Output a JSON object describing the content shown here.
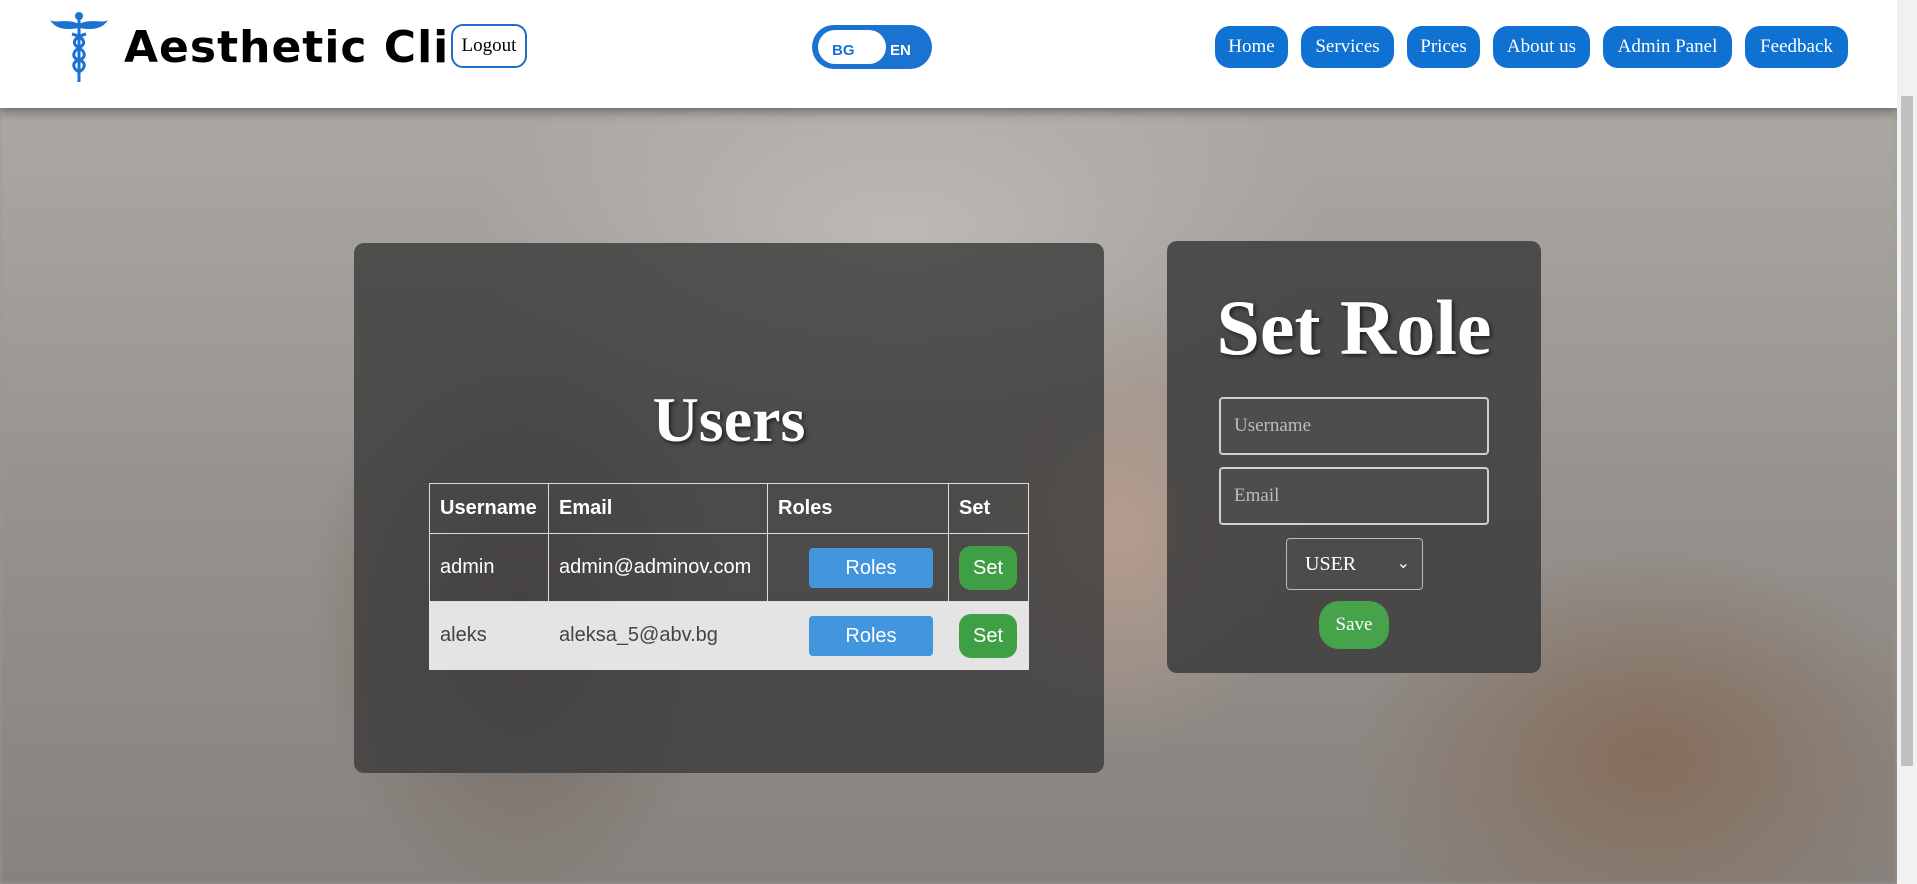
{
  "header": {
    "brand": "Aesthetic Clinic",
    "logout_label": "Logout",
    "lang_bg": "BG",
    "lang_en": "EN",
    "nav": [
      "Home",
      "Services",
      "Prices",
      "About us",
      "Admin Panel",
      "Feedback"
    ]
  },
  "users": {
    "title": "Users",
    "columns": [
      "Username",
      "Email",
      "Roles",
      "Set"
    ],
    "rows": [
      {
        "username": "admin",
        "email": "admin@adminov.com",
        "roles_label": "Roles",
        "set_label": "Set"
      },
      {
        "username": "aleks",
        "email": "aleksa_5@abv.bg",
        "roles_label": "Roles",
        "set_label": "Set"
      }
    ]
  },
  "set_role": {
    "title": "Set Role",
    "username_placeholder": "Username",
    "email_placeholder": "Email",
    "role_selected": "USER",
    "save_label": "Save"
  },
  "colors": {
    "primary": "#0f72d3",
    "success": "#3f9f45",
    "roles_button": "#4196de"
  },
  "icons": {
    "logo": "caduceus-icon",
    "select": "chevron-down-icon"
  }
}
○ ○ ○ ○
Problem description = Quote the material word for word, dropping any images it holds.

Task result =
Output a JSON object describing the content shown here.
{
  "header": {
    "brand": "Aesthetic Clinic",
    "logout_label": "Logout",
    "lang_bg": "BG",
    "lang_en": "EN",
    "nav": [
      "Home",
      "Services",
      "Prices",
      "About us",
      "Admin Panel",
      "Feedback"
    ]
  },
  "users": {
    "title": "Users",
    "columns": [
      "Username",
      "Email",
      "Roles",
      "Set"
    ],
    "rows": [
      {
        "username": "admin",
        "email": "admin@adminov.com",
        "roles_label": "Roles",
        "set_label": "Set"
      },
      {
        "username": "aleks",
        "email": "aleksa_5@abv.bg",
        "roles_label": "Roles",
        "set_label": "Set"
      }
    ]
  },
  "set_role": {
    "title": "Set Role",
    "username_placeholder": "Username",
    "email_placeholder": "Email",
    "role_selected": "USER",
    "save_label": "Save"
  },
  "colors": {
    "primary": "#0f72d3",
    "success": "#3f9f45",
    "roles_button": "#4196de"
  },
  "icons": {
    "logo": "caduceus-icon",
    "select": "chevron-down-icon"
  }
}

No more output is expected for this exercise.